Output the entries below exactly as written, omitting pictures.

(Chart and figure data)

○ ○ ○ ○ ○ ○ ○

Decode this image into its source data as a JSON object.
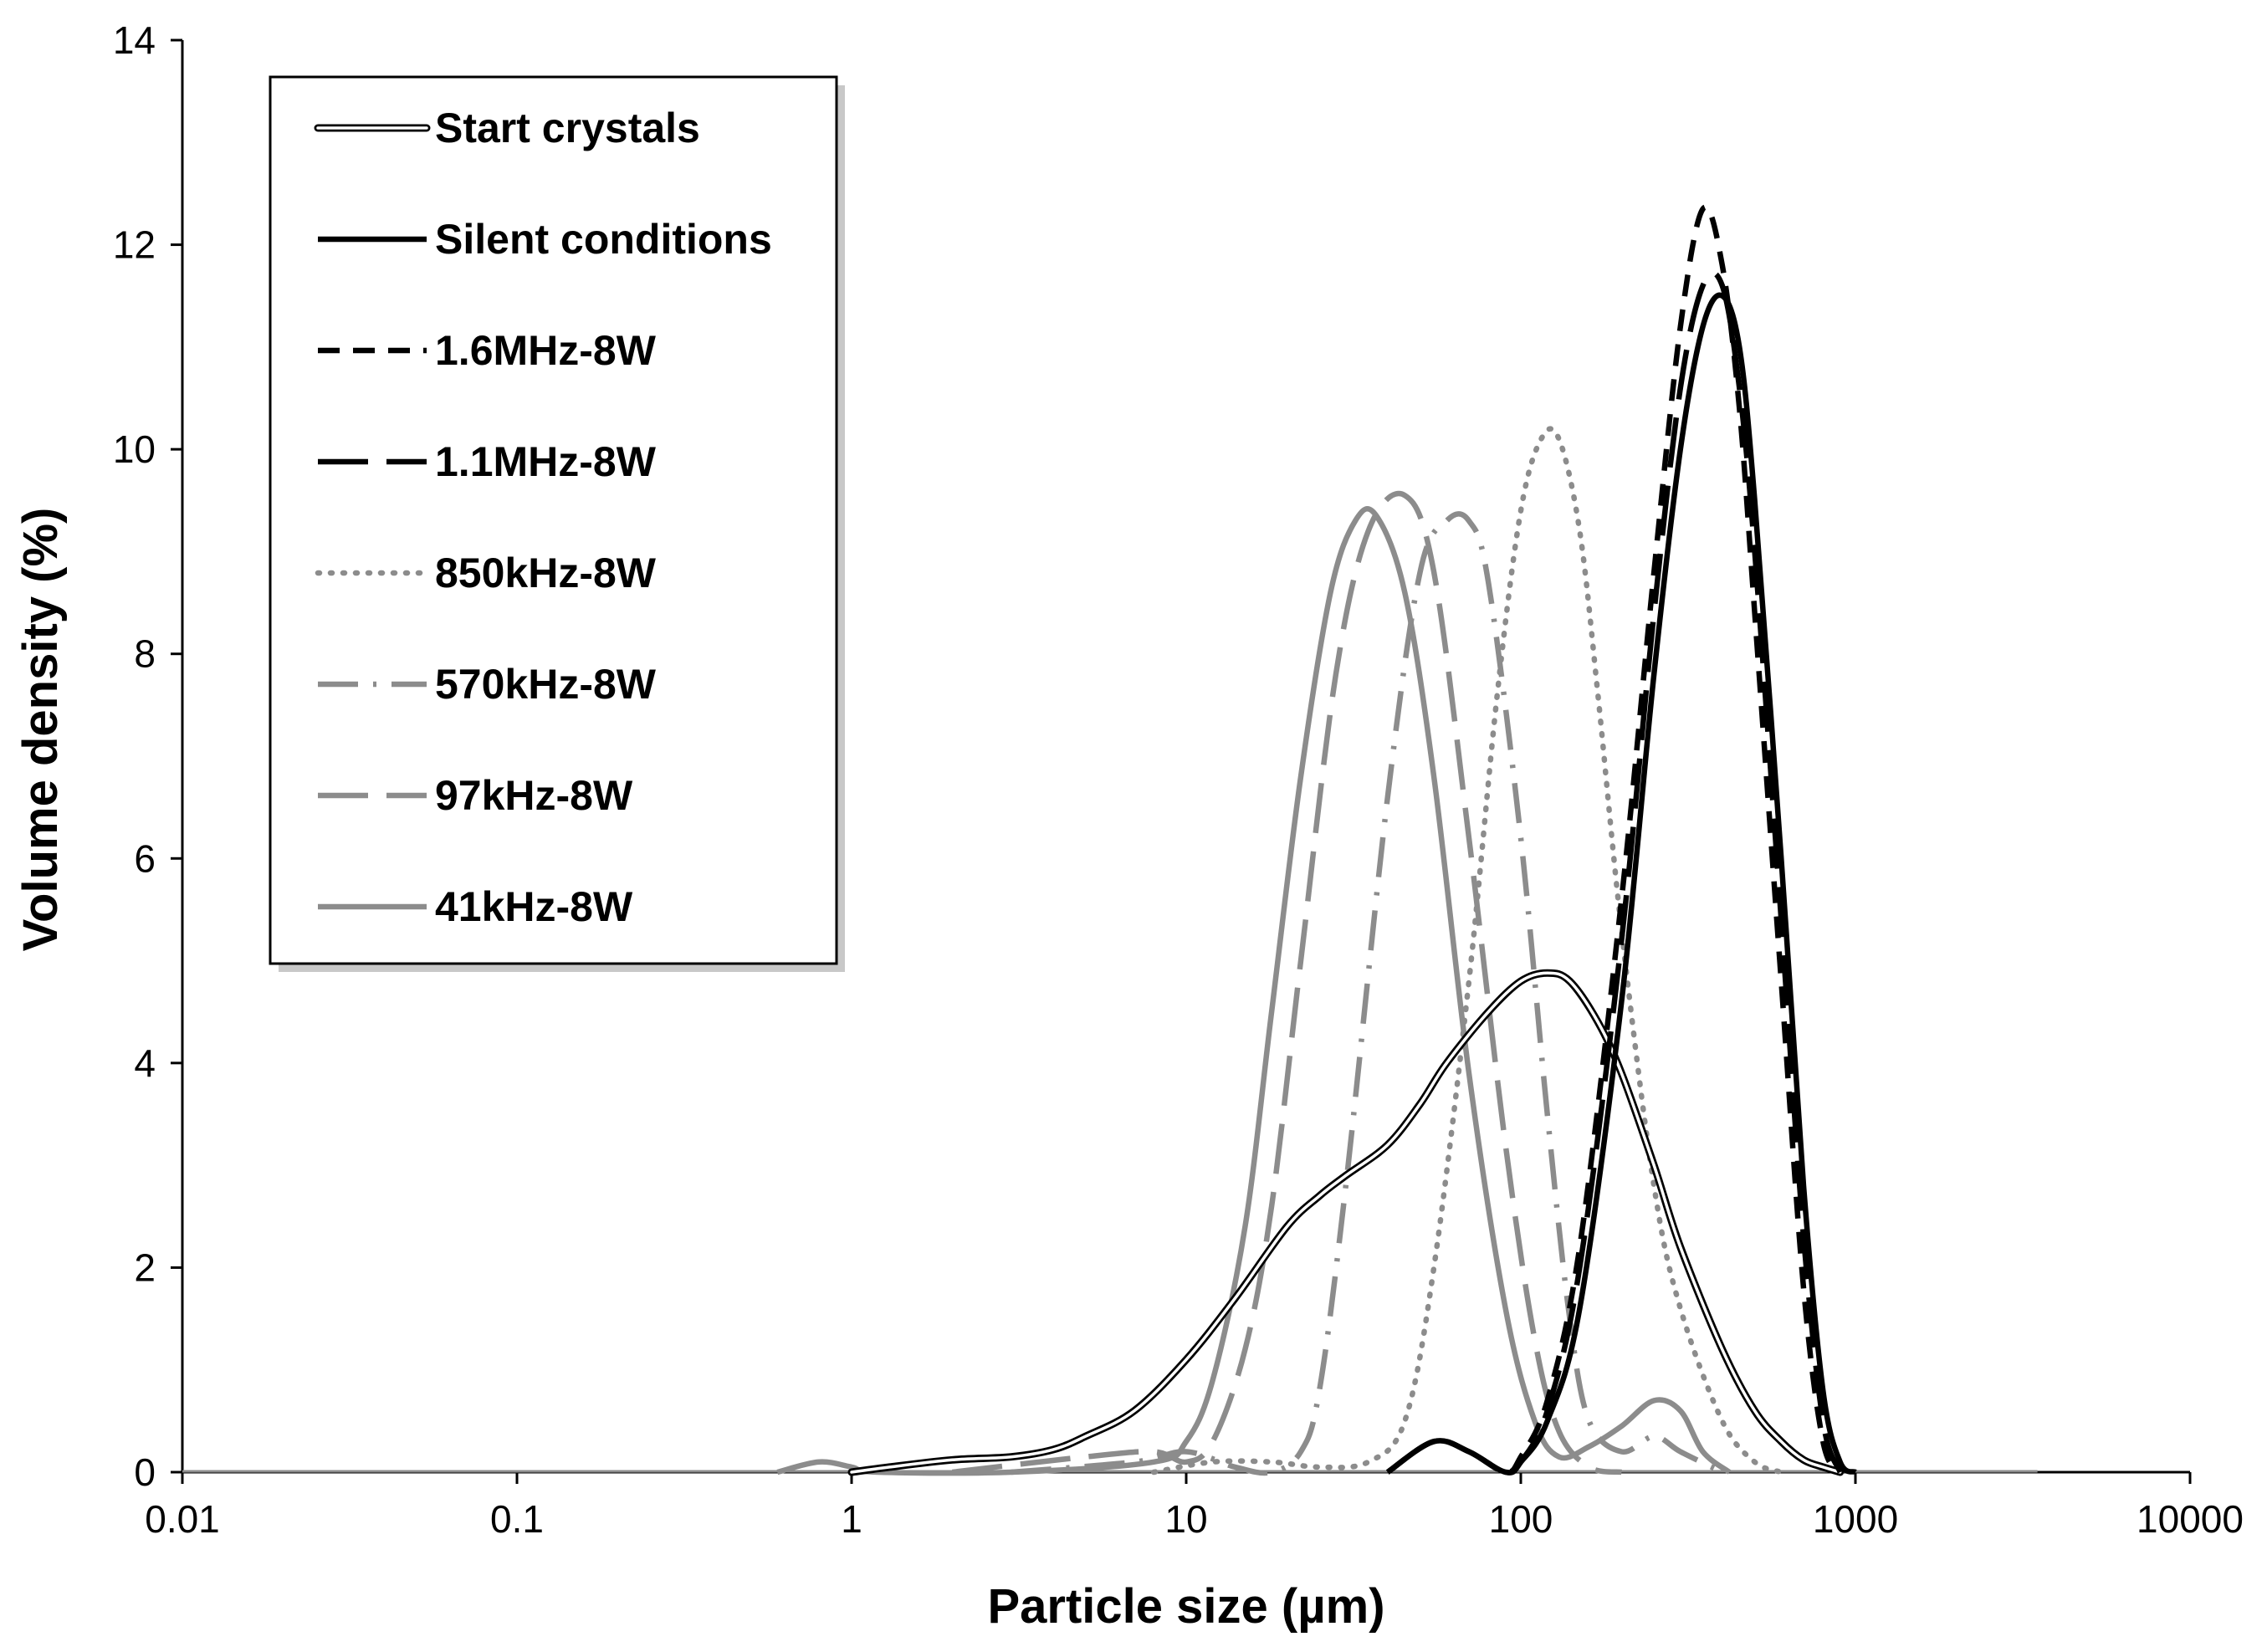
{
  "chart_data": {
    "type": "line",
    "title": "",
    "xlabel": "Particle size (µm)",
    "ylabel": "Volume density (%)",
    "xscale": "log",
    "xlim": [
      0.01,
      10000
    ],
    "ylim": [
      0,
      14
    ],
    "xticks": [
      {
        "value": 0.01,
        "label": "0.01"
      },
      {
        "value": 0.1,
        "label": "0.1"
      },
      {
        "value": 1,
        "label": "1"
      },
      {
        "value": 10,
        "label": "10"
      },
      {
        "value": 100,
        "label": "100"
      },
      {
        "value": 1000,
        "label": "1000"
      },
      {
        "value": 10000,
        "label": "10000"
      }
    ],
    "yticks": [
      {
        "value": 0,
        "label": "0"
      },
      {
        "value": 2,
        "label": "2"
      },
      {
        "value": 4,
        "label": "4"
      },
      {
        "value": 6,
        "label": "6"
      },
      {
        "value": 8,
        "label": "8"
      },
      {
        "value": 10,
        "label": "10"
      },
      {
        "value": 12,
        "label": "12"
      },
      {
        "value": 14,
        "label": "14"
      }
    ],
    "grid": false,
    "legend_position": "top-left",
    "series": [
      {
        "name": "Start crystals",
        "color": "#000000",
        "style": "double",
        "x": [
          1.0,
          1.3,
          2.0,
          3.0,
          4.0,
          5.0,
          7.0,
          10.0,
          14.0,
          20.0,
          25.0,
          30.0,
          40.0,
          50.0,
          60.0,
          80.0,
          100.0,
          120.0,
          140.0,
          170.0,
          200.0,
          250.0,
          300.0,
          400.0,
          500.0,
          600.0,
          700.0,
          800.0,
          900.0
        ],
        "y": [
          0.0,
          0.05,
          0.12,
          0.15,
          0.22,
          0.35,
          0.6,
          1.1,
          1.7,
          2.4,
          2.7,
          2.9,
          3.2,
          3.6,
          4.0,
          4.5,
          4.8,
          4.88,
          4.8,
          4.4,
          3.9,
          3.0,
          2.2,
          1.2,
          0.6,
          0.3,
          0.12,
          0.05,
          0.0
        ]
      },
      {
        "name": "Silent conditions",
        "color": "#000000",
        "style": "solid",
        "x": [
          40,
          55,
          70,
          90,
          100,
          120,
          150,
          200,
          250,
          300,
          350,
          400,
          450,
          500,
          600,
          700,
          800,
          900,
          1000
        ],
        "y": [
          0.0,
          0.3,
          0.2,
          0.0,
          0.1,
          0.5,
          1.6,
          4.6,
          7.8,
          10.0,
          11.2,
          11.5,
          11.0,
          9.5,
          6.0,
          2.8,
          0.8,
          0.1,
          0.0
        ]
      },
      {
        "name": "1.6MHz-8W",
        "color": "#000000",
        "style": "dashed",
        "x": [
          40,
          55,
          70,
          90,
          100,
          120,
          150,
          200,
          250,
          300,
          350,
          400,
          450,
          500,
          600,
          700,
          800,
          900
        ],
        "y": [
          0.0,
          0.3,
          0.2,
          0.0,
          0.15,
          0.7,
          2.2,
          5.6,
          8.8,
          11.2,
          12.35,
          11.8,
          10.4,
          8.4,
          4.8,
          1.8,
          0.3,
          0.0
        ]
      },
      {
        "name": "1.1MHz-8W",
        "color": "#000000",
        "style": "longdash",
        "x": [
          40,
          55,
          70,
          90,
          100,
          120,
          150,
          200,
          250,
          300,
          350,
          400,
          450,
          500,
          600,
          700,
          800,
          900
        ],
        "y": [
          0.0,
          0.3,
          0.2,
          0.0,
          0.1,
          0.6,
          2.0,
          5.2,
          8.4,
          10.6,
          11.6,
          11.6,
          10.6,
          9.0,
          5.4,
          2.3,
          0.5,
          0.0
        ]
      },
      {
        "name": "850kHz-8W",
        "color": "#8c8c8c",
        "style": "dotted",
        "x": [
          8,
          12,
          18,
          25,
          35,
          45,
          55,
          70,
          85,
          100,
          115,
          130,
          150,
          170,
          200,
          250,
          300,
          400,
          500,
          600
        ],
        "y": [
          0.0,
          0.1,
          0.1,
          0.05,
          0.1,
          0.5,
          2.0,
          4.8,
          7.6,
          9.4,
          10.1,
          10.1,
          9.2,
          7.6,
          5.3,
          2.8,
          1.6,
          0.5,
          0.1,
          0.0
        ]
      },
      {
        "name": "570kHz-8W",
        "color": "#8c8c8c",
        "style": "dashdot",
        "x": [
          3,
          7,
          10,
          14,
          18,
          22,
          25,
          30,
          40,
          50,
          60,
          70,
          80,
          100,
          120,
          140,
          160,
          200,
          250,
          300,
          400
        ],
        "y": [
          0.0,
          0.1,
          0.2,
          0.05,
          0.0,
          0.2,
          0.8,
          2.8,
          6.6,
          8.8,
          9.3,
          9.3,
          8.7,
          6.2,
          3.5,
          1.5,
          0.5,
          0.2,
          0.35,
          0.2,
          0.0
        ]
      },
      {
        "name": "97kHz-8W",
        "color": "#8c8c8c",
        "style": "longdash",
        "x": [
          2,
          5,
          8,
          10,
          12,
          15,
          18,
          22,
          28,
          35,
          45,
          55,
          70,
          90,
          110,
          130,
          160,
          200
        ],
        "y": [
          0.0,
          0.15,
          0.2,
          0.1,
          0.3,
          1.2,
          2.6,
          5.0,
          7.8,
          9.2,
          9.55,
          8.8,
          6.2,
          3.2,
          1.3,
          0.4,
          0.05,
          0.0
        ]
      },
      {
        "name": "41kHz-8W",
        "color": "#8c8c8c",
        "style": "solid",
        "x": [
          0.6,
          0.8,
          1.0,
          1.2,
          3.0,
          8.0,
          10.0,
          12.0,
          15.0,
          18.0,
          22.0,
          27.0,
          32.0,
          37.0,
          45.0,
          55.0,
          70.0,
          90.0,
          110.0,
          130.0,
          160.0,
          200.0,
          250.0,
          300.0,
          350.0,
          420.0
        ],
        "y": [
          0.0,
          0.1,
          0.05,
          0.0,
          0.0,
          0.1,
          0.3,
          0.9,
          2.4,
          4.5,
          6.8,
          8.6,
          9.3,
          9.35,
          8.6,
          6.8,
          3.9,
          1.6,
          0.5,
          0.15,
          0.25,
          0.45,
          0.7,
          0.6,
          0.2,
          0.0
        ]
      }
    ]
  }
}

○ ○ ○ ○ ○ ○ ○

» RESPONSE BELOW
Decode this image into its source data as a JSON object.
{
  "chart_data": {
    "type": "line",
    "title": "",
    "xlabel": "Particle size (µm)",
    "ylabel": "Volume density (%)",
    "xscale": "log",
    "xlim": [
      0.01,
      10000
    ],
    "ylim": [
      0,
      14
    ],
    "xticks": [
      {
        "value": 0.01,
        "label": "0.01"
      },
      {
        "value": 0.1,
        "label": "0.1"
      },
      {
        "value": 1,
        "label": "1"
      },
      {
        "value": 10,
        "label": "10"
      },
      {
        "value": 100,
        "label": "100"
      },
      {
        "value": 1000,
        "label": "1000"
      },
      {
        "value": 10000,
        "label": "10000"
      }
    ],
    "yticks": [
      {
        "value": 0,
        "label": "0"
      },
      {
        "value": 2,
        "label": "2"
      },
      {
        "value": 4,
        "label": "4"
      },
      {
        "value": 6,
        "label": "6"
      },
      {
        "value": 8,
        "label": "8"
      },
      {
        "value": 10,
        "label": "10"
      },
      {
        "value": 12,
        "label": "12"
      },
      {
        "value": 14,
        "label": "14"
      }
    ],
    "grid": false,
    "legend_position": "top-left",
    "series": [
      {
        "name": "Start crystals",
        "color": "#000000",
        "style": "double",
        "x": [
          1.0,
          1.3,
          2.0,
          3.0,
          4.0,
          5.0,
          7.0,
          10.0,
          14.0,
          20.0,
          25.0,
          30.0,
          40.0,
          50.0,
          60.0,
          80.0,
          100.0,
          120.0,
          140.0,
          170.0,
          200.0,
          250.0,
          300.0,
          400.0,
          500.0,
          600.0,
          700.0,
          800.0,
          900.0
        ],
        "y": [
          0.0,
          0.05,
          0.12,
          0.15,
          0.22,
          0.35,
          0.6,
          1.1,
          1.7,
          2.4,
          2.7,
          2.9,
          3.2,
          3.6,
          4.0,
          4.5,
          4.8,
          4.88,
          4.8,
          4.4,
          3.9,
          3.0,
          2.2,
          1.2,
          0.6,
          0.3,
          0.12,
          0.05,
          0.0
        ]
      },
      {
        "name": "Silent conditions",
        "color": "#000000",
        "style": "solid",
        "x": [
          40,
          55,
          70,
          90,
          100,
          120,
          150,
          200,
          250,
          300,
          350,
          400,
          450,
          500,
          600,
          700,
          800,
          900,
          1000
        ],
        "y": [
          0.0,
          0.3,
          0.2,
          0.0,
          0.1,
          0.5,
          1.6,
          4.6,
          7.8,
          10.0,
          11.2,
          11.5,
          11.0,
          9.5,
          6.0,
          2.8,
          0.8,
          0.1,
          0.0
        ]
      },
      {
        "name": "1.6MHz-8W",
        "color": "#000000",
        "style": "dashed",
        "x": [
          40,
          55,
          70,
          90,
          100,
          120,
          150,
          200,
          250,
          300,
          350,
          400,
          450,
          500,
          600,
          700,
          800,
          900
        ],
        "y": [
          0.0,
          0.3,
          0.2,
          0.0,
          0.15,
          0.7,
          2.2,
          5.6,
          8.8,
          11.2,
          12.35,
          11.8,
          10.4,
          8.4,
          4.8,
          1.8,
          0.3,
          0.0
        ]
      },
      {
        "name": "1.1MHz-8W",
        "color": "#000000",
        "style": "longdash",
        "x": [
          40,
          55,
          70,
          90,
          100,
          120,
          150,
          200,
          250,
          300,
          350,
          400,
          450,
          500,
          600,
          700,
          800,
          900
        ],
        "y": [
          0.0,
          0.3,
          0.2,
          0.0,
          0.1,
          0.6,
          2.0,
          5.2,
          8.4,
          10.6,
          11.6,
          11.6,
          10.6,
          9.0,
          5.4,
          2.3,
          0.5,
          0.0
        ]
      },
      {
        "name": "850kHz-8W",
        "color": "#8c8c8c",
        "style": "dotted",
        "x": [
          8,
          12,
          18,
          25,
          35,
          45,
          55,
          70,
          85,
          100,
          115,
          130,
          150,
          170,
          200,
          250,
          300,
          400,
          500,
          600
        ],
        "y": [
          0.0,
          0.1,
          0.1,
          0.05,
          0.1,
          0.5,
          2.0,
          4.8,
          7.6,
          9.4,
          10.1,
          10.1,
          9.2,
          7.6,
          5.3,
          2.8,
          1.6,
          0.5,
          0.1,
          0.0
        ]
      },
      {
        "name": "570kHz-8W",
        "color": "#8c8c8c",
        "style": "dashdot",
        "x": [
          3,
          7,
          10,
          14,
          18,
          22,
          25,
          30,
          40,
          50,
          60,
          70,
          80,
          100,
          120,
          140,
          160,
          200,
          250,
          300,
          400
        ],
        "y": [
          0.0,
          0.1,
          0.2,
          0.05,
          0.0,
          0.2,
          0.8,
          2.8,
          6.6,
          8.8,
          9.3,
          9.3,
          8.7,
          6.2,
          3.5,
          1.5,
          0.5,
          0.2,
          0.35,
          0.2,
          0.0
        ]
      },
      {
        "name": "97kHz-8W",
        "color": "#8c8c8c",
        "style": "longdash",
        "x": [
          2,
          5,
          8,
          10,
          12,
          15,
          18,
          22,
          28,
          35,
          45,
          55,
          70,
          90,
          110,
          130,
          160,
          200
        ],
        "y": [
          0.0,
          0.15,
          0.2,
          0.1,
          0.3,
          1.2,
          2.6,
          5.0,
          7.8,
          9.2,
          9.55,
          8.8,
          6.2,
          3.2,
          1.3,
          0.4,
          0.05,
          0.0
        ]
      },
      {
        "name": "41kHz-8W",
        "color": "#8c8c8c",
        "style": "solid",
        "x": [
          0.6,
          0.8,
          1.0,
          1.2,
          3.0,
          8.0,
          10.0,
          12.0,
          15.0,
          18.0,
          22.0,
          27.0,
          32.0,
          37.0,
          45.0,
          55.0,
          70.0,
          90.0,
          110.0,
          130.0,
          160.0,
          200.0,
          250.0,
          300.0,
          350.0,
          420.0
        ],
        "y": [
          0.0,
          0.1,
          0.05,
          0.0,
          0.0,
          0.1,
          0.3,
          0.9,
          2.4,
          4.5,
          6.8,
          8.6,
          9.3,
          9.35,
          8.6,
          6.8,
          3.9,
          1.6,
          0.5,
          0.15,
          0.25,
          0.45,
          0.7,
          0.6,
          0.2,
          0.0
        ]
      }
    ]
  }
}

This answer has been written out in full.